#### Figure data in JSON
· · · · · · ·

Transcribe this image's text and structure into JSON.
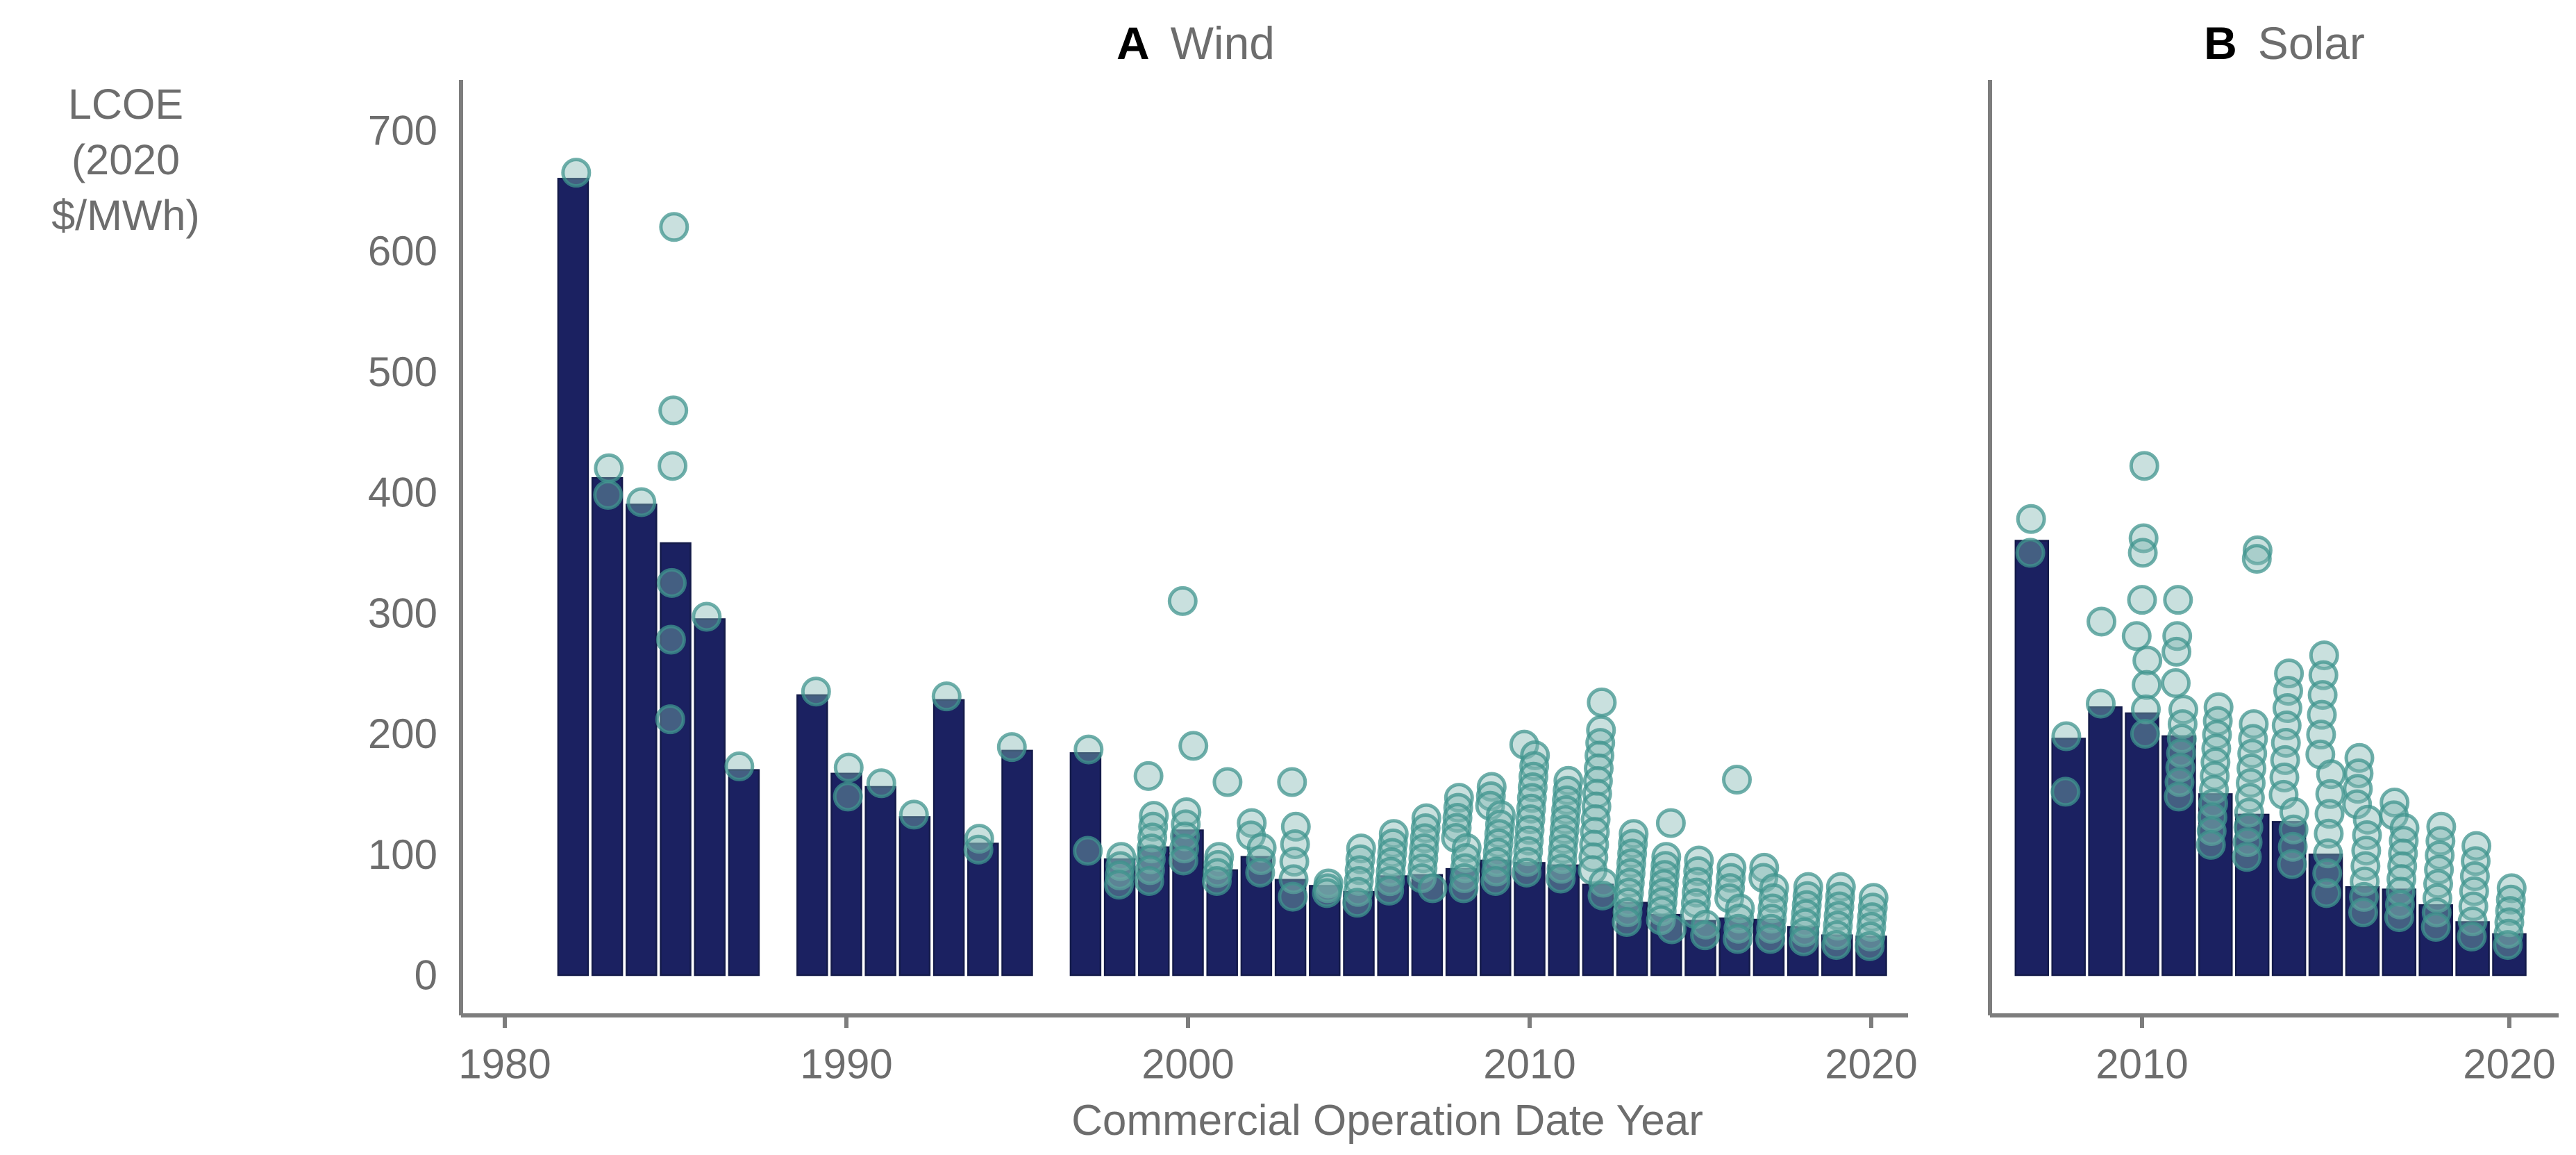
{
  "figure": {
    "background": "#ffffff",
    "kind": "two-panel bar chart with overlaid scatter points"
  },
  "y_axis": {
    "label_line1": "LCOE",
    "label_line2": "(2020 $/MWh)",
    "ticks": [
      0,
      100,
      200,
      300,
      400,
      500,
      600,
      700
    ],
    "range": [
      0,
      700
    ]
  },
  "x_axis": {
    "label": "Commercial Operation Date Year",
    "panel_a_ticks": [
      1980,
      1990,
      2000,
      2010,
      2020
    ],
    "panel_b_ticks": [
      2010,
      2020
    ]
  },
  "colors": {
    "bar": "#1b2161",
    "bar_stroke": "#141b4a",
    "point_fill": "#7fb6b0",
    "point_stroke": "#3f948d",
    "axis": "#7d7d7d",
    "text": "#6d6d6d",
    "panel_letter": "#000000"
  },
  "chart_data": [
    {
      "type": "bar",
      "panel_label": "A",
      "title": "Wind",
      "xlabel": "Commercial Operation Date Year",
      "ylabel": "LCOE (2020 $/MWh)",
      "ylim": [
        0,
        700
      ],
      "xlim": [
        1980,
        2021
      ],
      "missing_years": [
        1988,
        1996
      ],
      "series": [
        {
          "year": 1982,
          "bar": 660,
          "outliers": [
            665
          ]
        },
        {
          "year": 1983,
          "bar": 412,
          "outliers": [
            420,
            398
          ]
        },
        {
          "year": 1984,
          "bar": 390,
          "outliers": [
            392
          ]
        },
        {
          "year": 1985,
          "bar": 358,
          "outliers": [
            620,
            468,
            422,
            325,
            278,
            212
          ]
        },
        {
          "year": 1986,
          "bar": 295,
          "outliers": [
            297
          ]
        },
        {
          "year": 1987,
          "bar": 170,
          "outliers": [
            173
          ]
        },
        {
          "year": 1989,
          "bar": 232,
          "outliers": [
            235
          ]
        },
        {
          "year": 1990,
          "bar": 167,
          "outliers": [
            172,
            148
          ]
        },
        {
          "year": 1991,
          "bar": 156,
          "outliers": [
            159
          ]
        },
        {
          "year": 1992,
          "bar": 131,
          "outliers": [
            133
          ]
        },
        {
          "year": 1993,
          "bar": 228,
          "outliers": [
            231
          ]
        },
        {
          "year": 1994,
          "bar": 109,
          "outliers": [
            113,
            104
          ]
        },
        {
          "year": 1995,
          "bar": 186,
          "outliers": [
            189
          ]
        },
        {
          "year": 1997,
          "bar": 184,
          "outliers": [
            187,
            103
          ]
        },
        {
          "year": 1998,
          "bar": 96,
          "column": {
            "min": 75,
            "max": 98,
            "n": 4
          },
          "outliers": []
        },
        {
          "year": 1999,
          "bar": 106,
          "column": {
            "min": 78,
            "max": 132,
            "n": 7
          },
          "outliers": [
            165
          ]
        },
        {
          "year": 2000,
          "bar": 120,
          "column": {
            "min": 95,
            "max": 135,
            "n": 5
          },
          "outliers": [
            310,
            190
          ]
        },
        {
          "year": 2001,
          "bar": 87,
          "column": {
            "min": 78,
            "max": 98,
            "n": 4
          },
          "outliers": [
            160
          ]
        },
        {
          "year": 2002,
          "bar": 98,
          "column": {
            "min": 85,
            "max": 126,
            "n": 5
          },
          "outliers": []
        },
        {
          "year": 2003,
          "bar": 79,
          "column": {
            "min": 65,
            "max": 123,
            "n": 5
          },
          "outliers": [
            160
          ]
        },
        {
          "year": 2004,
          "bar": 74,
          "column": {
            "min": 68,
            "max": 76,
            "n": 3
          },
          "outliers": []
        },
        {
          "year": 2005,
          "bar": 69,
          "column": {
            "min": 60,
            "max": 105,
            "n": 6
          },
          "outliers": []
        },
        {
          "year": 2006,
          "bar": 82,
          "column": {
            "min": 70,
            "max": 117,
            "n": 7
          },
          "outliers": []
        },
        {
          "year": 2007,
          "bar": 83,
          "column": {
            "min": 72,
            "max": 130,
            "n": 8
          },
          "outliers": []
        },
        {
          "year": 2008,
          "bar": 88,
          "column": {
            "min": 72,
            "max": 147,
            "n": 10
          },
          "outliers": []
        },
        {
          "year": 2009,
          "bar": 95,
          "column": {
            "min": 78,
            "max": 156,
            "n": 11
          },
          "outliers": []
        },
        {
          "year": 2010,
          "bar": 93,
          "column": {
            "min": 85,
            "max": 191,
            "n": 13
          },
          "outliers": []
        },
        {
          "year": 2011,
          "bar": 91,
          "column": {
            "min": 80,
            "max": 161,
            "n": 11
          },
          "outliers": []
        },
        {
          "year": 2012,
          "bar": 75,
          "column": {
            "min": 66,
            "max": 203,
            "n": 14
          },
          "outliers": [
            226
          ]
        },
        {
          "year": 2013,
          "bar": 60,
          "column": {
            "min": 44,
            "max": 117,
            "n": 10
          },
          "outliers": []
        },
        {
          "year": 2014,
          "bar": 50,
          "column": {
            "min": 38,
            "max": 98,
            "n": 9
          },
          "outliers": [
            126
          ]
        },
        {
          "year": 2015,
          "bar": 45,
          "column": {
            "min": 33,
            "max": 95,
            "n": 8
          },
          "outliers": []
        },
        {
          "year": 2016,
          "bar": 47,
          "column": {
            "min": 30,
            "max": 89,
            "n": 8
          },
          "outliers": [
            162
          ]
        },
        {
          "year": 2017,
          "bar": 46,
          "column": {
            "min": 30,
            "max": 89,
            "n": 8
          },
          "outliers": []
        },
        {
          "year": 2018,
          "bar": 40,
          "column": {
            "min": 28,
            "max": 73,
            "n": 7
          },
          "outliers": []
        },
        {
          "year": 2019,
          "bar": 33,
          "column": {
            "min": 25,
            "max": 73,
            "n": 7
          },
          "outliers": []
        },
        {
          "year": 2020,
          "bar": 32,
          "column": {
            "min": 24,
            "max": 64,
            "n": 6
          },
          "outliers": []
        }
      ]
    },
    {
      "type": "bar",
      "panel_label": "B",
      "title": "Solar",
      "xlabel": "Commercial Operation Date Year",
      "ylabel": "LCOE (2020 $/MWh)",
      "ylim": [
        0,
        700
      ],
      "xlim": [
        2006,
        2021
      ],
      "missing_years": [],
      "series": [
        {
          "year": 2007,
          "bar": 360,
          "outliers": [
            378,
            350
          ]
        },
        {
          "year": 2008,
          "bar": 196,
          "outliers": [
            198,
            152
          ]
        },
        {
          "year": 2009,
          "bar": 222,
          "outliers": [
            293,
            225
          ]
        },
        {
          "year": 2010,
          "bar": 217,
          "column": {
            "min": 200,
            "max": 281,
            "n": 5
          },
          "outliers": [
            422,
            362,
            350,
            311
          ]
        },
        {
          "year": 2011,
          "bar": 198,
          "column": {
            "min": 148,
            "max": 220,
            "n": 7
          },
          "outliers": [
            311,
            281,
            268,
            242
          ]
        },
        {
          "year": 2012,
          "bar": 150,
          "column": {
            "min": 108,
            "max": 222,
            "n": 11
          },
          "outliers": []
        },
        {
          "year": 2013,
          "bar": 133,
          "column": {
            "min": 98,
            "max": 208,
            "n": 10
          },
          "outliers": [
            352,
            345
          ]
        },
        {
          "year": 2014,
          "bar": 127,
          "column": {
            "min": 92,
            "max": 250,
            "n": 12
          },
          "outliers": []
        },
        {
          "year": 2015,
          "bar": 100,
          "column": {
            "min": 68,
            "max": 265,
            "n": 13
          },
          "outliers": []
        },
        {
          "year": 2016,
          "bar": 73,
          "column": {
            "min": 52,
            "max": 180,
            "n": 11
          },
          "outliers": []
        },
        {
          "year": 2017,
          "bar": 71,
          "column": {
            "min": 48,
            "max": 143,
            "n": 10
          },
          "outliers": []
        },
        {
          "year": 2018,
          "bar": 58,
          "column": {
            "min": 40,
            "max": 123,
            "n": 8
          },
          "outliers": []
        },
        {
          "year": 2019,
          "bar": 44,
          "column": {
            "min": 32,
            "max": 107,
            "n": 7
          },
          "outliers": []
        },
        {
          "year": 2020,
          "bar": 34,
          "column": {
            "min": 25,
            "max": 72,
            "n": 6
          },
          "outliers": []
        }
      ]
    }
  ]
}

· · · · · · ·

#### Short problem
Go through the entries above and count the lines containing the word "text"; give only that count.

#### Task output
2